■ **TASK PROMPT**: List every line in this data where the string "along" occurs.

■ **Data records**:
== == ==

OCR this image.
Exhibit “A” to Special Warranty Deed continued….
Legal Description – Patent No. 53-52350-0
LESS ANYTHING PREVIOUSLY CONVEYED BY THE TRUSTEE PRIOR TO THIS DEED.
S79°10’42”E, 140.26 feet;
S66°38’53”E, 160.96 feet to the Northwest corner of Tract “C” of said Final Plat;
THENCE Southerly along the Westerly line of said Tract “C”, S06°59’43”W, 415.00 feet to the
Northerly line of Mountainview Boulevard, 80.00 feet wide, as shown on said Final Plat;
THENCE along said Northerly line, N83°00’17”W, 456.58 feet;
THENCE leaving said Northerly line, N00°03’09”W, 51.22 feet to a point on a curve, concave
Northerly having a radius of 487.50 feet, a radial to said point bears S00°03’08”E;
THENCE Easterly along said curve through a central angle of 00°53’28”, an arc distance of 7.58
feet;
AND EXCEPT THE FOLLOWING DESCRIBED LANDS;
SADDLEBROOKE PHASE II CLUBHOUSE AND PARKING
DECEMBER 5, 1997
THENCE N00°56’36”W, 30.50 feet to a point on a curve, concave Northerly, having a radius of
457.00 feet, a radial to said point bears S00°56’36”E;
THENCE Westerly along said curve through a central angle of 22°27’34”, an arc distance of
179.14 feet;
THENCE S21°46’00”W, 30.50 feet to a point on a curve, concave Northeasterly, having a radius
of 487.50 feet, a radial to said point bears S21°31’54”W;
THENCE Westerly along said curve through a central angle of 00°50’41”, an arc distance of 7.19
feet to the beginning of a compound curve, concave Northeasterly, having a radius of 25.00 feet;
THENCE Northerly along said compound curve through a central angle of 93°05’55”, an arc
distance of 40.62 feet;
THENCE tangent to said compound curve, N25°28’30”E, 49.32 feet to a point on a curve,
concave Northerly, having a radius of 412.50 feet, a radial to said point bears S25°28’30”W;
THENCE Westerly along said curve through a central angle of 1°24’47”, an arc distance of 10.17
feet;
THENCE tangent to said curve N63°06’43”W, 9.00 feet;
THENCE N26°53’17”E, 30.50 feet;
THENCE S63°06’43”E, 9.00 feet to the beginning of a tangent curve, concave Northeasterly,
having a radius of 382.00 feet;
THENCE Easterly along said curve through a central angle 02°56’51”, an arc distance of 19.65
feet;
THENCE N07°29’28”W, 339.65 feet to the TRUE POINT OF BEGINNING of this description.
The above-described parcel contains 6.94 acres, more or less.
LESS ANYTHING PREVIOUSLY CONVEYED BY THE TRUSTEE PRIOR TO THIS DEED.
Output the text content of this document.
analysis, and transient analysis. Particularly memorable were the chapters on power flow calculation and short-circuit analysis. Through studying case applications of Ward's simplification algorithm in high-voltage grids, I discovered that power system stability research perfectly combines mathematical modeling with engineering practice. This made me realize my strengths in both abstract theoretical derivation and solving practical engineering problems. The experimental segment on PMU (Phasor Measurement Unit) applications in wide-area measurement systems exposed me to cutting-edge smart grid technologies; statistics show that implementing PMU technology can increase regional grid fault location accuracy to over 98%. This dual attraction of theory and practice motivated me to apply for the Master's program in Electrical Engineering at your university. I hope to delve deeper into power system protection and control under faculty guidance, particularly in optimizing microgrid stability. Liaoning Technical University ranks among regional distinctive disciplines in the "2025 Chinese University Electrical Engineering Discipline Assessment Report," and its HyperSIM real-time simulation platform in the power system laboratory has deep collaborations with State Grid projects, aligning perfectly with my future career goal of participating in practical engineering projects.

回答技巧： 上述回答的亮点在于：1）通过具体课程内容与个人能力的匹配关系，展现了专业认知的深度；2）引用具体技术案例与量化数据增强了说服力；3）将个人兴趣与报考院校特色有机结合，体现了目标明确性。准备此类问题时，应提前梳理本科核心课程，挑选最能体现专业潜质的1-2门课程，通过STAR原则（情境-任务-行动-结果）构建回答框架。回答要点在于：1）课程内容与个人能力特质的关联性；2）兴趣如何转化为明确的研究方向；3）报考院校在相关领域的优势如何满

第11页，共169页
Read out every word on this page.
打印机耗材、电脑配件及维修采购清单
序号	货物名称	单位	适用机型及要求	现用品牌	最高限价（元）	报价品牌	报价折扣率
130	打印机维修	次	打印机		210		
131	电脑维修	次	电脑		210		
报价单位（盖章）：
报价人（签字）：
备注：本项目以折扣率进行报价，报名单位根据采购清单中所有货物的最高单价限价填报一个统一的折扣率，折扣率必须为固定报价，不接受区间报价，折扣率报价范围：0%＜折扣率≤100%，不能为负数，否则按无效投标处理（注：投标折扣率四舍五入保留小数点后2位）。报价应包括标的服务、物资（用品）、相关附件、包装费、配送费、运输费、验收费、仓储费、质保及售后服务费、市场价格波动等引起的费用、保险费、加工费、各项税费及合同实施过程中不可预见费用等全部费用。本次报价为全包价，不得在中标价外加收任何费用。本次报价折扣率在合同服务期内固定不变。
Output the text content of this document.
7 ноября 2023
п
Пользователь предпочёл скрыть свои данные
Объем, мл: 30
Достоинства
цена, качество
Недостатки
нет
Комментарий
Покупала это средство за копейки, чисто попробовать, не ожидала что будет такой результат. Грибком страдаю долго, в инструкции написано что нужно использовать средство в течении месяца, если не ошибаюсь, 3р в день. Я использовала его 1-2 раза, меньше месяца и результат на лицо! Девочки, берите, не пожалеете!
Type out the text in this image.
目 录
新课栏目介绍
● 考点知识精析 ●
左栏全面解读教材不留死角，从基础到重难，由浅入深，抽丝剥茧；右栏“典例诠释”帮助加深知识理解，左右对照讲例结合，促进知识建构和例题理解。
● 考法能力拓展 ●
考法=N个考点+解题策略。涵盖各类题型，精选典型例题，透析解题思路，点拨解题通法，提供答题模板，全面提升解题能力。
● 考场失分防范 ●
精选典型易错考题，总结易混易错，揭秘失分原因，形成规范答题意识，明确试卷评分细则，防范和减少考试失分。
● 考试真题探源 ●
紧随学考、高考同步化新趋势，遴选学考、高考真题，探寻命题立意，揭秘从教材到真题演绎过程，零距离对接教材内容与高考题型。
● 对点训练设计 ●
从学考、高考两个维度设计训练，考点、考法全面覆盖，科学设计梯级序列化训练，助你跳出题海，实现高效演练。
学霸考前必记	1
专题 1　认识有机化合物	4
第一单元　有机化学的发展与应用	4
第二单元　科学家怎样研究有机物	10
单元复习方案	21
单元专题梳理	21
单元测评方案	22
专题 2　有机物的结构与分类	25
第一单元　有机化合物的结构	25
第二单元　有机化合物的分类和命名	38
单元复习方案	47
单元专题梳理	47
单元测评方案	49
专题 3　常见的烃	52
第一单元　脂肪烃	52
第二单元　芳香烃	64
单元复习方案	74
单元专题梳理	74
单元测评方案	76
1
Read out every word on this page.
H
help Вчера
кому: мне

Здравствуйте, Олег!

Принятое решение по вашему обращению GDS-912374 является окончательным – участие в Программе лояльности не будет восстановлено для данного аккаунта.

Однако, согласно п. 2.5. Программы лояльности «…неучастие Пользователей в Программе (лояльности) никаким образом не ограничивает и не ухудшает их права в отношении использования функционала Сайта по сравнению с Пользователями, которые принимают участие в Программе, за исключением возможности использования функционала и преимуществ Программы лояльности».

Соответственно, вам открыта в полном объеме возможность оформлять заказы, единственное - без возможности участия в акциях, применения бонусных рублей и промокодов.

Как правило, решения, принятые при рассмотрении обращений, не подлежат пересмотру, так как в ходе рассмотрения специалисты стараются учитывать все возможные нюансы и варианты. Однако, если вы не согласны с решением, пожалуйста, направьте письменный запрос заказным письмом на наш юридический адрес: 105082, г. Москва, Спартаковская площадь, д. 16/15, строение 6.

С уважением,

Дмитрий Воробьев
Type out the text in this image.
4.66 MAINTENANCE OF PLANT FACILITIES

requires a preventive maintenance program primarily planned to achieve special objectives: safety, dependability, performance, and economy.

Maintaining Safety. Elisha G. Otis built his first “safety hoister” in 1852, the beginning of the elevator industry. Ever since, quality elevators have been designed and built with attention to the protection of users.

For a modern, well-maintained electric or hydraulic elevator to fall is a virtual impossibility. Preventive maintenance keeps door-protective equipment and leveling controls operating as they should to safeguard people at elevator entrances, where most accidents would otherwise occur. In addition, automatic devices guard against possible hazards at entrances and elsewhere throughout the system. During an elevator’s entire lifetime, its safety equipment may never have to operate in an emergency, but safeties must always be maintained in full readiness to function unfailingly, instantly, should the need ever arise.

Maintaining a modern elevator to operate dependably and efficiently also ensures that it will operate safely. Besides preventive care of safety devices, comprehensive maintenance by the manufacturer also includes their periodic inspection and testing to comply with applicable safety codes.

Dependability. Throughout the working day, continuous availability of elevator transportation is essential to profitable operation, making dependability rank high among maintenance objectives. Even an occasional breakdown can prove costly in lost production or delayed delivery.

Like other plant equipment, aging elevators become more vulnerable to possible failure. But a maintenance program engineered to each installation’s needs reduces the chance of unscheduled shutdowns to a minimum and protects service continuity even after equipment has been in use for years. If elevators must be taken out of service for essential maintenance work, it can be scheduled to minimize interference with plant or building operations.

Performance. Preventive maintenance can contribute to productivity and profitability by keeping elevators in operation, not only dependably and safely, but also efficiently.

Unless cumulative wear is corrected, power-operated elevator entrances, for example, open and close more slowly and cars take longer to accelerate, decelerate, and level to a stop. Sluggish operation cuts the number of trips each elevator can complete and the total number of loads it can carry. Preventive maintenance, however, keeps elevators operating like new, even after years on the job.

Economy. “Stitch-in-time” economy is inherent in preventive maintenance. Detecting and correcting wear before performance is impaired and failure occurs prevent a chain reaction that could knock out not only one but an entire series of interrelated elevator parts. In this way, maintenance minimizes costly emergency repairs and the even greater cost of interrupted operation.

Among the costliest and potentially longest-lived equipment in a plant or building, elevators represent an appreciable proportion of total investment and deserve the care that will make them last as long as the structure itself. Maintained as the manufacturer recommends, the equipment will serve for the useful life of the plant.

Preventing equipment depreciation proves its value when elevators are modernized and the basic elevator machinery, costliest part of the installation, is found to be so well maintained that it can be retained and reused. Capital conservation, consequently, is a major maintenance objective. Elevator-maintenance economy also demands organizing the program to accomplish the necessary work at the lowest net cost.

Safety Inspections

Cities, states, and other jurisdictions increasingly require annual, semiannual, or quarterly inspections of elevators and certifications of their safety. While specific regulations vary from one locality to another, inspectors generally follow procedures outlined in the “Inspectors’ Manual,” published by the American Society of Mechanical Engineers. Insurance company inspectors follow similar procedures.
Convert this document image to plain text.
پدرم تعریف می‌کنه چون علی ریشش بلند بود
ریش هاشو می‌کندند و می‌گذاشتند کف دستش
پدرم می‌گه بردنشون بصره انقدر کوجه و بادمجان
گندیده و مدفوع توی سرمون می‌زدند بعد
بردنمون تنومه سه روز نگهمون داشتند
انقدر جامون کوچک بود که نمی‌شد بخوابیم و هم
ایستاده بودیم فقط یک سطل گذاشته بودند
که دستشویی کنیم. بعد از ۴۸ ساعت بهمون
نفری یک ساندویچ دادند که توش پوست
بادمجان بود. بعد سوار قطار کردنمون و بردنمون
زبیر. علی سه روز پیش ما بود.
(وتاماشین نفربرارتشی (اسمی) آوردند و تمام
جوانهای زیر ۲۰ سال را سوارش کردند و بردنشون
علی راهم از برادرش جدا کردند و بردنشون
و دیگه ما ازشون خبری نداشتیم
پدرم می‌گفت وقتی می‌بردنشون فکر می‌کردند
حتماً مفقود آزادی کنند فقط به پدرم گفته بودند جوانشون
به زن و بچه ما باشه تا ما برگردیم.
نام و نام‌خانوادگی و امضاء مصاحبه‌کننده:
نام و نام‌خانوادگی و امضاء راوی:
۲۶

== == ==

■ **WRITTEN ANSWER**:
THENCE Southerly along the Westerly line of said Tract “C”, S06°59’43”W, 415.00 feet to the
THENCE along said Northerly line, N83°00’17”W, 456.58 feet;
THENCE Easterly along said curve through a central angle of 00°53’28”, an arc distance of 7.58
THENCE Westerly along said curve through a central angle of 22°27’34”, an arc distance of
THENCE Westerly along said curve through a central angle of 00°50’41”, an arc distance of 7.19
THENCE Northerly along said compound curve through a central angle of 93°05’55”, an arc
THENCE Westerly along said curve through a central angle of 1°24’47”, an arc distance of 10.17
THENCE Easterly along said curve through a central angle 02°56’51”, an arc distance of 19.65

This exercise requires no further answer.